(Excerpts from a figure dataset)

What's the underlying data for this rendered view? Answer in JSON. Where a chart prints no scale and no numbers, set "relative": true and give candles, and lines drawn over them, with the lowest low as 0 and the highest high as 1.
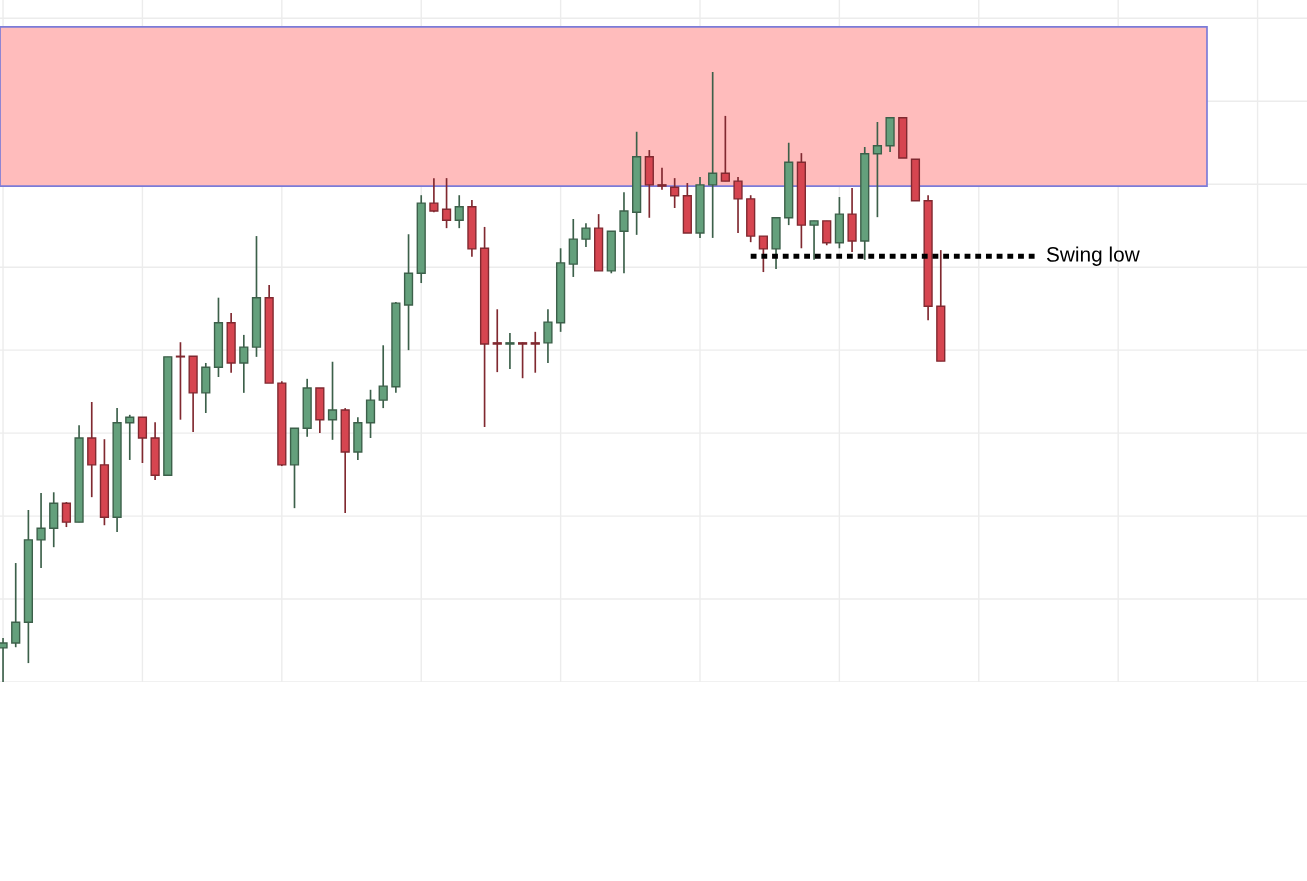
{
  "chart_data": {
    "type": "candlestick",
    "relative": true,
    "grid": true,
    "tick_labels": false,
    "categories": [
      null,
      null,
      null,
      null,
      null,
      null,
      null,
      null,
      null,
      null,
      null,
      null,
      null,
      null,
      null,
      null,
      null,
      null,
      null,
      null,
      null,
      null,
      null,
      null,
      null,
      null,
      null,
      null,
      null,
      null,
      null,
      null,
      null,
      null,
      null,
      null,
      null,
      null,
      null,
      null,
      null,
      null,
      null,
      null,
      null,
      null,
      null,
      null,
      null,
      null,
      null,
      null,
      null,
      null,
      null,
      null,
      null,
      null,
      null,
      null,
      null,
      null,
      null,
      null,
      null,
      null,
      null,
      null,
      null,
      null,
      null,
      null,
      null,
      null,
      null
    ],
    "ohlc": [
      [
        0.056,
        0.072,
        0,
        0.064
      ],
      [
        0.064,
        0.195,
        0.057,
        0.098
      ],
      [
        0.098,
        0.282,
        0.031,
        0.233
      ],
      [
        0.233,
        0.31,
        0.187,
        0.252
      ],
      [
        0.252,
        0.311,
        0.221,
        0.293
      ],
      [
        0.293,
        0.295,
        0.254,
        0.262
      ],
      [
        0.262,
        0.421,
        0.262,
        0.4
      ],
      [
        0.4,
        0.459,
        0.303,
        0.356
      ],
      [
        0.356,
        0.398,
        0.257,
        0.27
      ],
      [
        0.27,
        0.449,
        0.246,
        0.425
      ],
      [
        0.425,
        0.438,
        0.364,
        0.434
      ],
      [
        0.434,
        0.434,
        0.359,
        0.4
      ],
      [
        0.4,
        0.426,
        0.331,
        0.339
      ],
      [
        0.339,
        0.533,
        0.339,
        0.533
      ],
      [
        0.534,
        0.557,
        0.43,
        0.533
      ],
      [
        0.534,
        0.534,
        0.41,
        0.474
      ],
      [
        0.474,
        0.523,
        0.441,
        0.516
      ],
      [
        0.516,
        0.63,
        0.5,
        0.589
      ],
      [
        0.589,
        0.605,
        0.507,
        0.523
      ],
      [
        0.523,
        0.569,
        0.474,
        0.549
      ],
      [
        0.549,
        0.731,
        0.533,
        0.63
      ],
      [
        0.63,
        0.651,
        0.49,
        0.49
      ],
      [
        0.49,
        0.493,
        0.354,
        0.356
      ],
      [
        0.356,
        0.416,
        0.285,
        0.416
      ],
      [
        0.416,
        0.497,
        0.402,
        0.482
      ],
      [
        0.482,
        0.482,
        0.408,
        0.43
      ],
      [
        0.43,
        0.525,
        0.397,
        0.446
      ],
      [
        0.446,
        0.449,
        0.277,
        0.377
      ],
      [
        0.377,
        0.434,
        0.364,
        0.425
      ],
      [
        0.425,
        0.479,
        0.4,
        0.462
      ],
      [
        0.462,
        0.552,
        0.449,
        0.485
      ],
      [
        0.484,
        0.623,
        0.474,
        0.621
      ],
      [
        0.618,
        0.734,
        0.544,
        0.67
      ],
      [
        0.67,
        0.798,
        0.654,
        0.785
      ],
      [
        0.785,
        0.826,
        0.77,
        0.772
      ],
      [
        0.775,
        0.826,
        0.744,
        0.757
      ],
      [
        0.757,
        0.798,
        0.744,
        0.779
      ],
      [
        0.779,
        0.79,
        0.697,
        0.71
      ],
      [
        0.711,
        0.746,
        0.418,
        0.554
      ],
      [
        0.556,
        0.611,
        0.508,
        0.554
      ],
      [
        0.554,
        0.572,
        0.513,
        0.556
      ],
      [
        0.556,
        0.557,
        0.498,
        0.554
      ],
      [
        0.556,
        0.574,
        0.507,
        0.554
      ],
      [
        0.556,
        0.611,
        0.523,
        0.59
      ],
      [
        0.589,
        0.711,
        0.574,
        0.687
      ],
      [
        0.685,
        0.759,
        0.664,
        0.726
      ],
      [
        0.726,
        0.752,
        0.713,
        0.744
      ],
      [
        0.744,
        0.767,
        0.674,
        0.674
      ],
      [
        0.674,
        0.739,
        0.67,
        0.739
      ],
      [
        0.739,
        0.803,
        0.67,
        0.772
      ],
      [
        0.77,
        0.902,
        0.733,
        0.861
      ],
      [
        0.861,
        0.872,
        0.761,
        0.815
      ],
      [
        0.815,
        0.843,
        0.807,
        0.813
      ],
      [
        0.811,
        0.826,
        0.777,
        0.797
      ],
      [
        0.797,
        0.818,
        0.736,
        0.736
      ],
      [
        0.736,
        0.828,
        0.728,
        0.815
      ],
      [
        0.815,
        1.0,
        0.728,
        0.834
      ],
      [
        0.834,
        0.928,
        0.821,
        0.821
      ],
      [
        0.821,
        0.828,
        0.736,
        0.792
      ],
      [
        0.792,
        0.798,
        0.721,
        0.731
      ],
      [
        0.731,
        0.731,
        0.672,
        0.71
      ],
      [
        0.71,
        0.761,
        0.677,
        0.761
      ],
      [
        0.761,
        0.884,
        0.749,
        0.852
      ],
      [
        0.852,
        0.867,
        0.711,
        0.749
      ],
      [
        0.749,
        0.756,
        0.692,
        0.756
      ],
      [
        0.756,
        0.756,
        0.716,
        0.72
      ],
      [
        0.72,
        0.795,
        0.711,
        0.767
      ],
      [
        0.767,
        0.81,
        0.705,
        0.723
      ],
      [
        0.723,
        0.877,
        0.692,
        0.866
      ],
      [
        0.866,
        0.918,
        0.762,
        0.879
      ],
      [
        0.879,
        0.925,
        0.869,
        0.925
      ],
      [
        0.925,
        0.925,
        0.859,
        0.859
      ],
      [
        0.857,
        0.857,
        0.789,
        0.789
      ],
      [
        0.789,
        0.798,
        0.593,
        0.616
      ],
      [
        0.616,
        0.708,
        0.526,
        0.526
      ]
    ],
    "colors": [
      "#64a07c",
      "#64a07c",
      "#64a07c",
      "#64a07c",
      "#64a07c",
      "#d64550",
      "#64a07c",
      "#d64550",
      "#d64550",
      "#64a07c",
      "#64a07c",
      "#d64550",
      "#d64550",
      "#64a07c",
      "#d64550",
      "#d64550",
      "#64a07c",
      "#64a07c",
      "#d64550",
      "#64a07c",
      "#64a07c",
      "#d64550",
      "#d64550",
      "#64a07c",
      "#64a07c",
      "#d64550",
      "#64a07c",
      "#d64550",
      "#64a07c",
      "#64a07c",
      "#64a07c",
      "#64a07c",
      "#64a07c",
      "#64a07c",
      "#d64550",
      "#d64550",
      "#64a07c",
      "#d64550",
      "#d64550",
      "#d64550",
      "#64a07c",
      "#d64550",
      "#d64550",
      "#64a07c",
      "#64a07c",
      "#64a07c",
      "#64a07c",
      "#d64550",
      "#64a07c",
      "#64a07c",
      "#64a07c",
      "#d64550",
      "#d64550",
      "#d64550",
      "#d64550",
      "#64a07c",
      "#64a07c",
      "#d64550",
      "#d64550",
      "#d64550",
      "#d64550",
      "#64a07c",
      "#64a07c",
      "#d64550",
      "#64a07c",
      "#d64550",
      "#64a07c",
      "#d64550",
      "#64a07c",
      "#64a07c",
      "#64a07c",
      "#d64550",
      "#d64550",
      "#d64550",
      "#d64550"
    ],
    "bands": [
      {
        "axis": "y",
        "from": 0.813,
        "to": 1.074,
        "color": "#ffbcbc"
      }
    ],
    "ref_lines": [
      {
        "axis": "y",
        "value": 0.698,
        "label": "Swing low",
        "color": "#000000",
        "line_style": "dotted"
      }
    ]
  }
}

» **Work to do**
From the listing above, pick out every line containing "true".

» **Response to the task**
What's the underlying data for this rendered view? Answer in JSON. Where a chart prints no scale and no numbers, set "relative": true and give candles, and lines drawn over them, with the lowest low as 0 and the highest high as 1.
    "relative": true,
    "grid": true,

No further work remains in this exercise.